▶ **Work instruction**
Reproduce the plant disease detection abstract below word for word, from its title through its final sentence.

▶ **Page excerpt**

************

Plant disease detection with generative adversarial networks
2025
Han, Garam | Asiedu, Derek Kwaku Pobi | Bennin, Kwabena Ebo
Generative Adversarial Networks (GANs) have emerged as a promising approach for enhancing image detection and facilitating image classification. Deep learning models, which exhibit high classification accuracy, have proven advantageous over conventional approaches for Plant disease detection (PDD). However, since deep learning requires many training images, the generation of synthetic images resembling authentic images using GANs has been applied to datasets with a limited training size. Previous studies in computer vision have demonstrated that applying pre-trained classifiers to the generated synthetic images of plant diseases can increase accuracy by extracting useful features. To empirically validate the effectiveness of GANs on the performance of binary and multi-class PDD, we train GANs on diverse plant species and disease symptoms, enabling the classification of different plant diseases. To achieve this, we trained two GAN models, namely Deep convolutional GAN (DCGAN) and alpha beta GAN (αβGAN), on different groups and numbers of plant species and disease classes to generate synthetic im-ages. The generated synthetic images were used for PDD using the Visual Geometry Group (VGG16) model. Our analysis revealed that both DCGAN and αβGAN generated very realistic plant images. Further, we found that Images generated by DCGAN and αβGAN led to different predictions for. the same disease class, highlighting variations on how the two GANs represented features from the same plant-disease combination. Lastly, there were no significant differences between the performances of the model trained on the default dataset and the model trained on the large, modified datasets that included the synthetic images. Consequently, further research incorporating more generated images and fine-tuning GAN is required to address multi-class problems in PDD.

************

▶ **Information**

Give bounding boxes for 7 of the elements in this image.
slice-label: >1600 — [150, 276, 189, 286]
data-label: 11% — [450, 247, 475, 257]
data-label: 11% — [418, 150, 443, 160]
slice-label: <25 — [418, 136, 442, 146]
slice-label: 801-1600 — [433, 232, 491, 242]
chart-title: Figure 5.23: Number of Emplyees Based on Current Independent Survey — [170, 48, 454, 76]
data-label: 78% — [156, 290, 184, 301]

************

▶ **Result**
Plant disease detection with generative adversarial networks
2025
Han, Garam | Asiedu, Derek Kwaku Pobi | Bennin, Kwabena Ebo
Generative Adversarial Networks (GANs) have emerged as a promising approach for enhancing image detection and facilitating image classification. Deep learning models, which exhibit high classification accuracy, have proven advantageous over conventional approaches for Plant disease detection (PDD). However, since deep learning requires many training images, the generation of synthetic images resembling authentic images using GANs has been applied to datasets with a limited training size. Previous studies in computer vision have demonstrated that applying pre-trained classifiers to the generated synthetic images of plant diseases can increase accuracy by extracting useful features. To empirically validate the effectiveness of GANs on the performance of binary and multi-class PDD, we train GANs on diverse plant species and disease symptoms, enabling the classification of different plant diseases. To achieve this, we trained two GAN models, namely Deep convolutional GAN (DCGAN) and alpha beta GAN (αβGAN), on different groups and numbers of plant species and disease classes to generate synthetic im-ages. The generated synthetic images were used for PDD using the Visual Geometry Group (VGG16) model. Our analysis revealed that both DCGAN and αβGAN generated very realistic plant images. Further, we found that Images generated by DCGAN and αβGAN led to different predictions for. the same disease class, highlighting variations on how the two GANs represented features from the same plant-disease combination. Lastly, there were no significant differences between the performances of the model trained on the default dataset and the model trained on the large, modified datasets that included the synthetic images. Consequently, further research incorporating more generated images and fine-tuning GAN is required to address multi-class problems in PDD.